> **Information supplied**:
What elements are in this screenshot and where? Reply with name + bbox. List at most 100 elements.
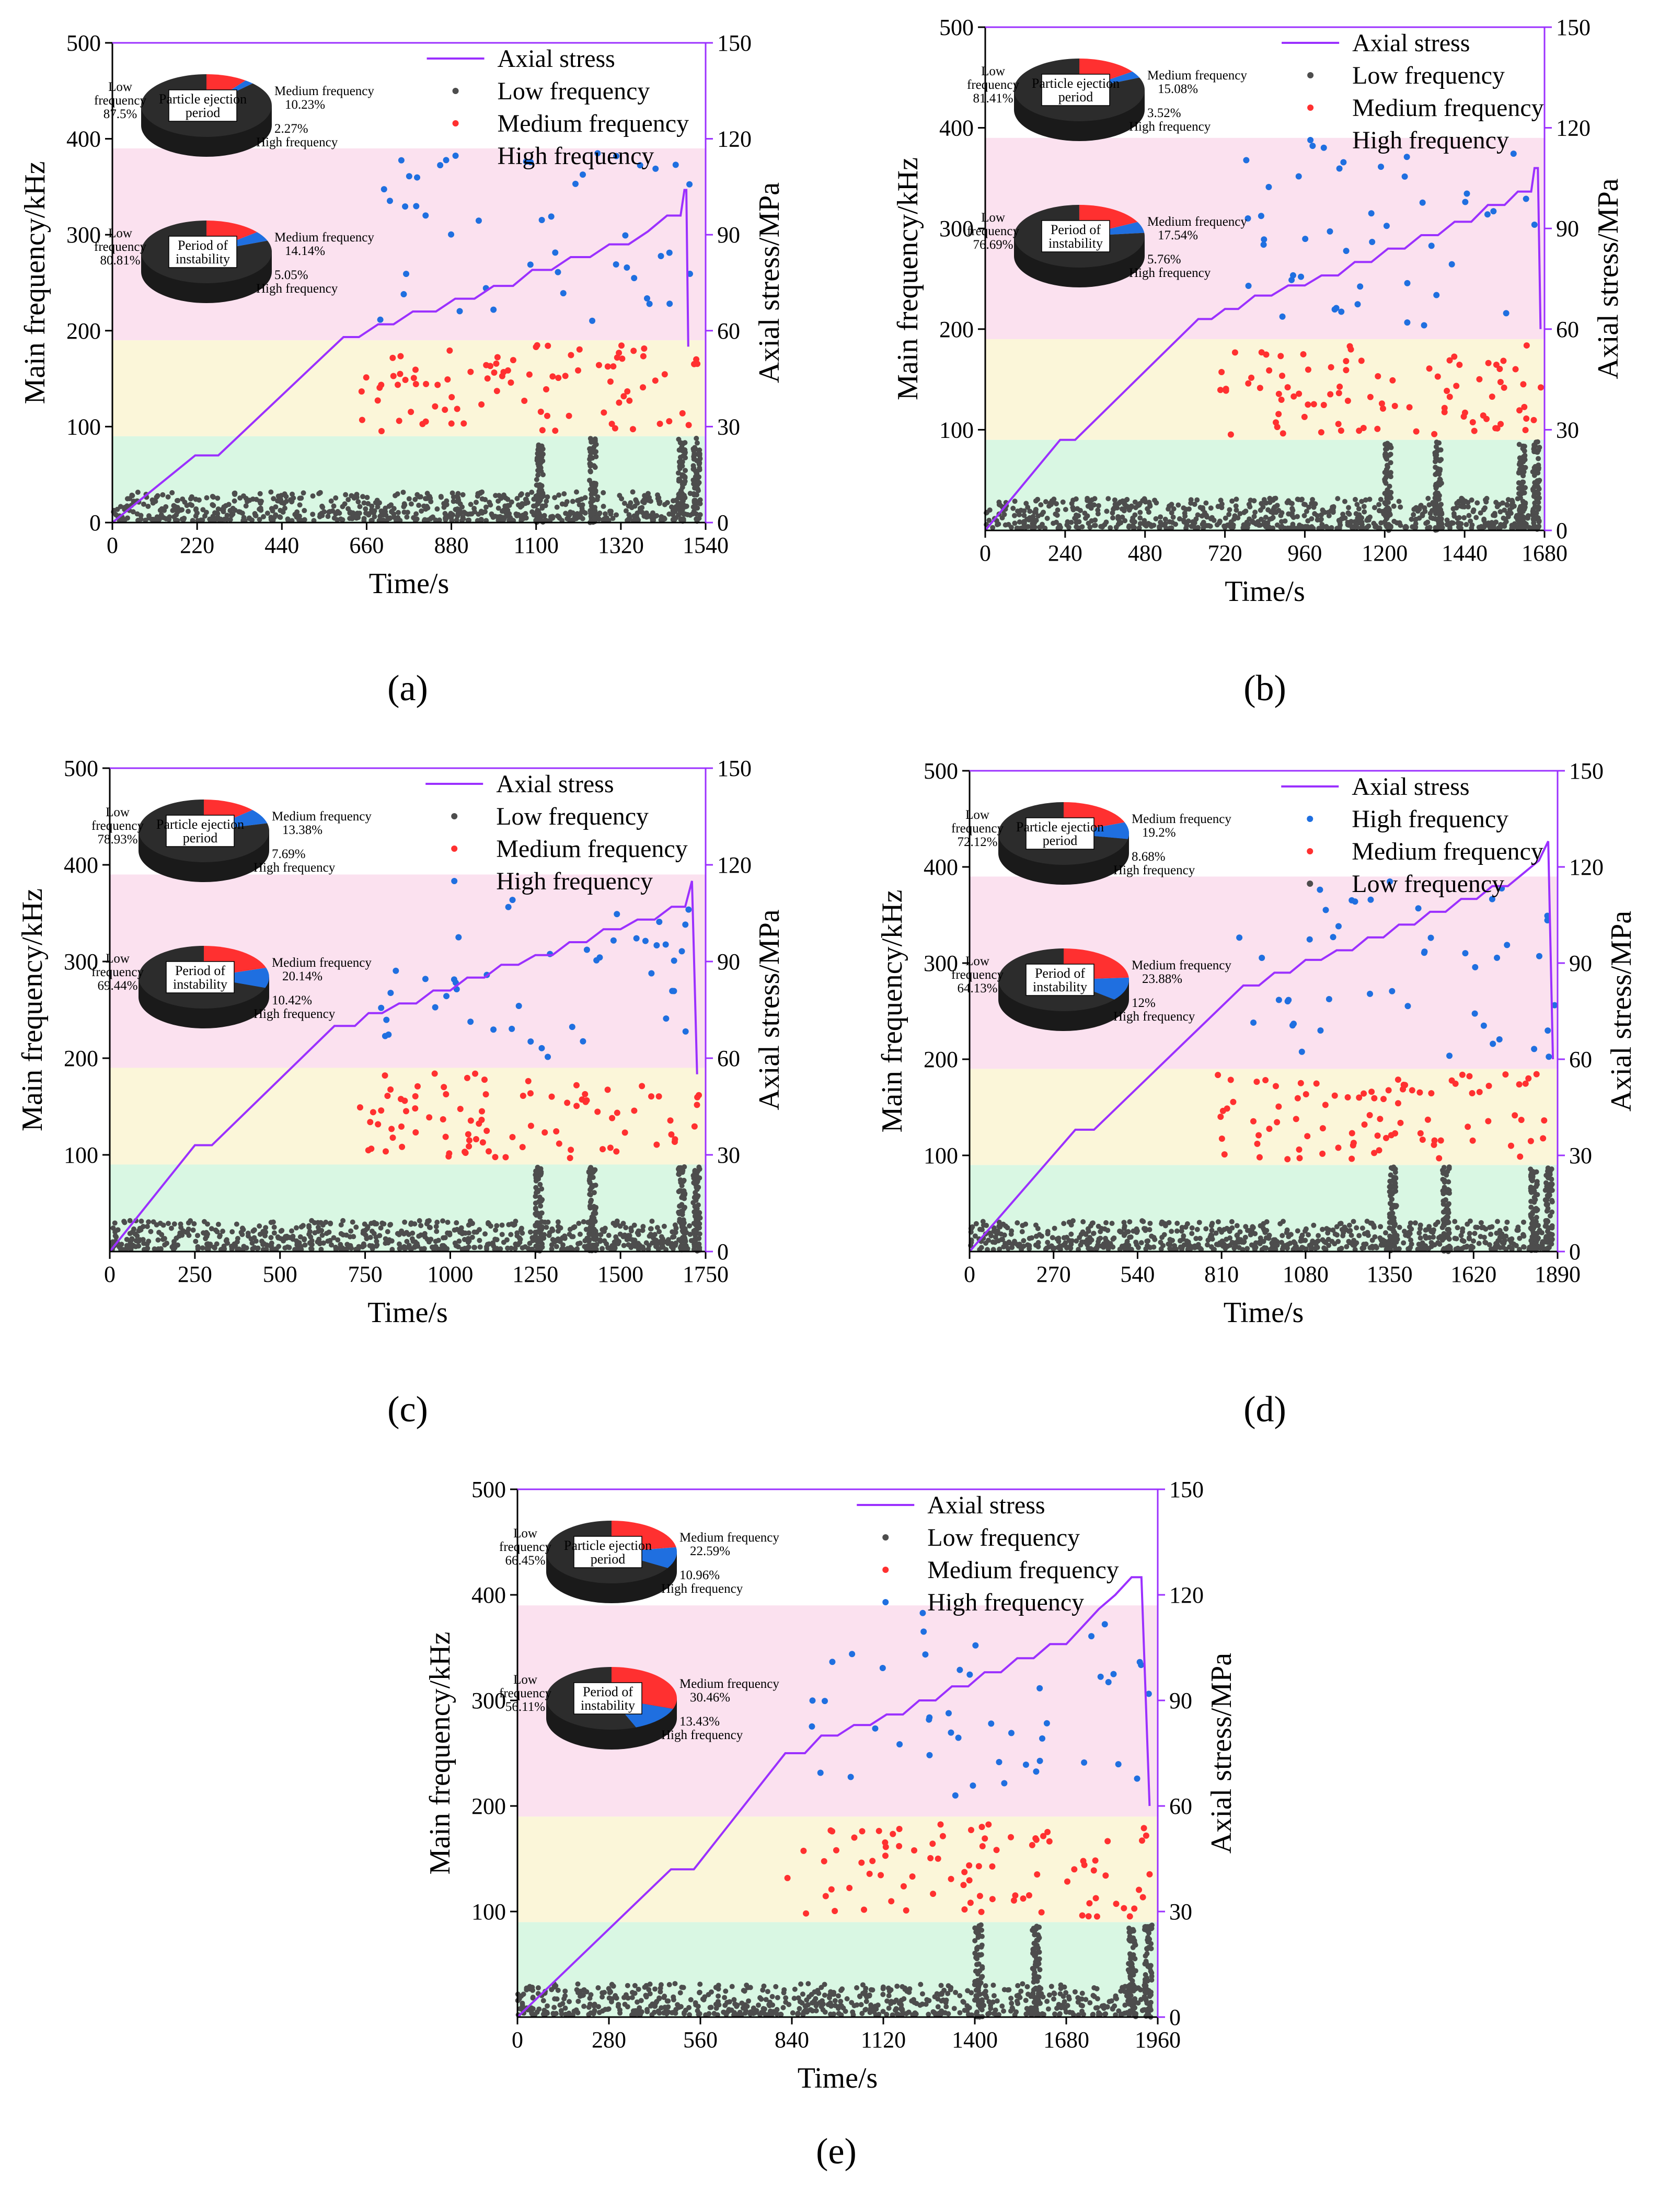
medium-frequency-point [434,381,441,388]
low-frequency-point [1455,1225,1460,1231]
low-frequency-point [1021,1238,1027,1244]
high-frequency-point [596,954,603,961]
low-frequency-point [935,2004,941,2010]
low-frequency-point [374,1221,379,1227]
low-frequency-point [697,1225,702,1231]
low-frequency-point [554,1244,559,1249]
low-frequency-point [1009,1228,1015,1234]
low-frequency-point [1509,498,1515,504]
low-frequency-point [1522,523,1528,528]
medium-frequency-point [1360,425,1367,432]
medium-frequency-point [1361,1121,1368,1128]
medium-frequency-point [641,345,648,352]
high-frequency-point [642,937,649,944]
x-tick-label: 270 [1036,1261,1071,1287]
low-frequency-point [676,1169,682,1175]
high-frequency-point [622,232,629,239]
low-frequency-point [1177,516,1182,522]
low-frequency-point [1518,516,1524,522]
low-frequency-point [234,1239,240,1245]
medium-frequency-point [555,375,562,381]
medium-frequency-point [1385,1087,1392,1094]
pie-label-name: frequency [967,78,1019,92]
low-frequency-point [601,504,606,509]
low-frequency-point [1169,1229,1174,1234]
y-tick-label: 100 [66,414,101,439]
high-frequency-point [1378,164,1385,170]
low-frequency-point [203,1231,209,1237]
medium-frequency-point [616,399,623,406]
low-frequency-point [632,1242,638,1248]
low-frequency-point [1158,514,1163,520]
pie-label-value: 10.42% [272,993,312,1007]
high-frequency-point [1285,997,1292,1003]
high-frequency-point [448,231,455,238]
medium-frequency-point [467,368,474,375]
medium-frequency-point [626,397,633,404]
low-frequency-point [1283,1243,1288,1248]
high-frequency-point [1489,896,1495,902]
low-frequency-point [679,473,685,479]
low-frequency-point [696,450,701,456]
low-frequency-point [383,1236,388,1242]
low-frequency-point [676,1237,682,1243]
pie-slice [1064,822,1130,839]
high-frequency-point [413,203,420,210]
medium-frequency-point [383,1148,389,1155]
low-frequency-point [1064,1245,1069,1251]
medium-frequency-point [1436,1155,1443,1162]
low-frequency-point [309,1246,315,1252]
low-frequency-point [1098,1229,1103,1234]
pie-label-name: High frequency [256,282,338,296]
medium-frequency-point [442,407,448,413]
low-frequency-point [1145,506,1150,512]
low-frequency-point [606,517,612,523]
low-frequency-point [1036,524,1042,530]
low-frequency-point [141,501,146,507]
medium-frequency-point [1451,353,1458,360]
low-frequency-point [340,1218,346,1223]
low-frequency-point [351,1234,356,1240]
medium-frequency-point [397,370,404,377]
y2-tick-label: 150 [1569,758,1604,784]
y2-axis-label: Axial stress/MPa [753,182,786,383]
medium-frequency-point [502,1154,509,1161]
low-frequency-point [1138,1240,1144,1246]
high-frequency-point [1433,292,1440,298]
legend-entry: High frequency [1352,126,1509,154]
low-frequency-point [534,1243,540,1248]
low-frequency-point [1010,505,1016,511]
medium-frequency-point [1431,431,1438,437]
low-frequency-point [1285,525,1291,531]
low-frequency-point [393,493,398,499]
high-frequency-point [538,1045,545,1051]
panel-label: (c) [387,1389,428,1430]
medium-frequency-point [594,1108,601,1115]
low-frequency-point [431,1246,436,1252]
low-frequency-point [373,500,378,505]
low-frequency-point [1416,1230,1422,1236]
x-axis-label: Time/s [1224,1296,1304,1329]
low-frequency-point [539,1219,545,1224]
axial-stress-line [984,167,1542,531]
low-frequency-point [610,1221,616,1226]
low-frequency-point [587,1248,593,1254]
low-frequency-point [697,460,702,466]
low-frequency-point [1444,1214,1450,1220]
low-frequency-point [640,1244,646,1250]
low-frequency-point [1082,515,1088,521]
low-frequency-point [418,1232,424,1238]
medium-frequency-point [630,348,637,354]
high-frequency-point [1367,990,1374,997]
pie-chart-1: Particle ejectionperiodLowfrequency72.12… [951,802,1231,885]
low-frequency-point [691,509,697,515]
low-frequency-point [408,501,414,507]
low-frequency-point [679,459,685,465]
medium-frequency-point [520,1092,526,1099]
low-frequency-point [1530,1223,1536,1229]
low-frequency-point [1167,1237,1173,1243]
low-frequency-point [466,1236,471,1242]
low-frequency-point [204,495,210,501]
low-frequency-point [155,1246,161,1252]
high-frequency-point [572,180,579,187]
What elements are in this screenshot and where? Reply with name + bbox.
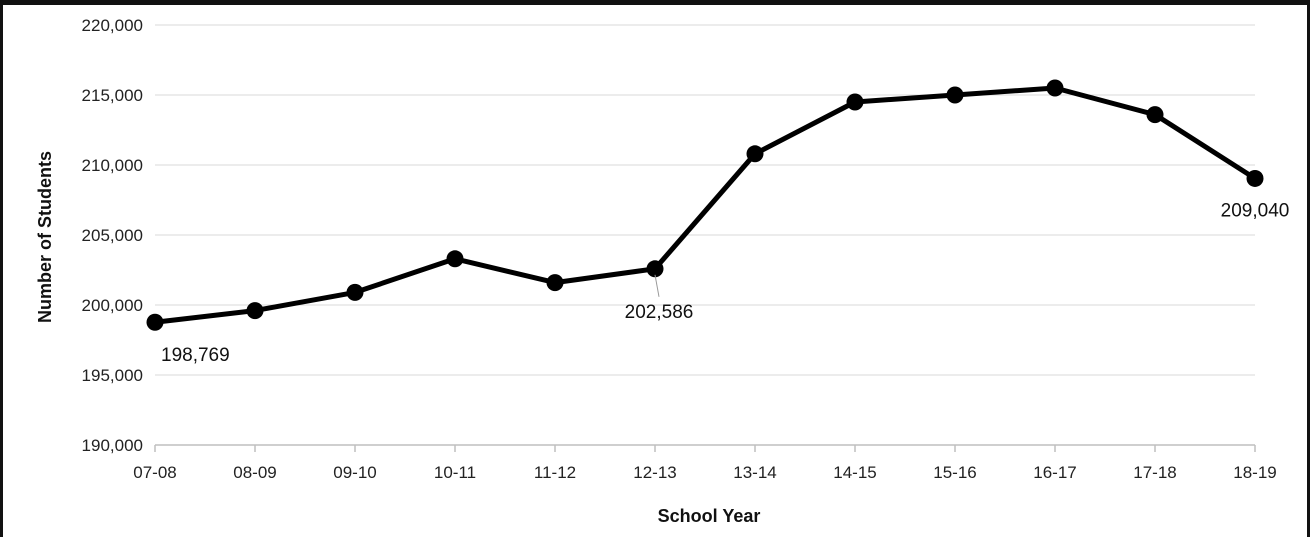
y-tick-label: 190,000 (82, 436, 143, 455)
data-point (646, 260, 664, 278)
x-tick-label: 14-15 (833, 463, 876, 482)
x-tick-label: 07-08 (133, 463, 176, 482)
x-tick-label: 08-09 (233, 463, 276, 482)
x-axis-tick-labels: 07-08 08-09 09-10 10-11 11-12 12-13 13-14 14-15… (133, 463, 1276, 482)
data-label: 202,586 (625, 302, 694, 323)
data-point (346, 283, 364, 301)
data-labels: 198,769 202,586 209,040 (161, 200, 1289, 366)
y-axis-title: Number of Students (35, 151, 55, 323)
x-tick-label: 15-16 (933, 463, 976, 482)
data-point (846, 93, 864, 111)
y-tick-label: 200,000 (82, 296, 143, 315)
y-tick-label: 195,000 (82, 366, 143, 385)
data-point (246, 302, 264, 320)
x-tick-label: 09-10 (333, 463, 376, 482)
data-label: 198,769 (161, 345, 230, 366)
x-tick-label: 17-18 (1133, 463, 1176, 482)
y-tick-label: 210,000 (82, 156, 143, 175)
x-tick-label: 18-19 (1233, 463, 1276, 482)
x-tick-label: 11-12 (534, 463, 576, 482)
y-tick-label: 205,000 (82, 226, 143, 245)
data-point (1046, 79, 1064, 97)
x-axis-title: School Year (658, 506, 761, 526)
series (146, 79, 1264, 331)
line-chart: 190,000 195,000 200,000 205,000 210,000 215,0… (35, 16, 1289, 526)
y-axis-tick-labels: 190,000 195,000 200,000 205,000 210,000 215,0… (82, 16, 143, 455)
series-line (154, 85, 1257, 325)
x-tick-label: 16-17 (1033, 463, 1076, 482)
data-point (446, 250, 464, 268)
data-label: 209,040 (1221, 200, 1290, 221)
x-tick-label: 13-14 (733, 463, 776, 482)
data-point (546, 274, 564, 292)
data-point (746, 145, 764, 163)
y-tick-label: 220,000 (82, 16, 143, 35)
x-axis (154, 444, 1256, 452)
x-tick-label: 10-11 (434, 463, 476, 482)
data-label-leader (654, 274, 660, 297)
gridlines (155, 24, 1255, 376)
data-point (1146, 106, 1164, 124)
data-point (146, 313, 164, 331)
data-point (1246, 169, 1264, 187)
x-tick-label: 12-13 (633, 463, 676, 482)
data-point (946, 86, 964, 104)
y-tick-label: 215,000 (82, 86, 143, 105)
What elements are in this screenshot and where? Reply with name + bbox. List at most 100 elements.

> **Task details**: Gather every line in the items above that contains the string "axis", and copy each such line in full.

> **Finished exercise**:
y2-axis-label: Axial stress/MPa [753,182,786,383]
x-axis-label: Time/s [1224,1296,1304,1329]
x-axis-tick-labels: 07-08 08-09 09-10 10-11 11-12 12-13 13-14 14-15… (133, 463, 1276, 482)
y-axis-title: Number of Students (35, 151, 55, 323)
x-axis-title: School Year (658, 506, 761, 526)
y-axis-tick-labels: 190,000 195,000 200,000 205,000 210,000 215,0… (82, 16, 143, 455)
x-axis (154, 444, 1256, 452)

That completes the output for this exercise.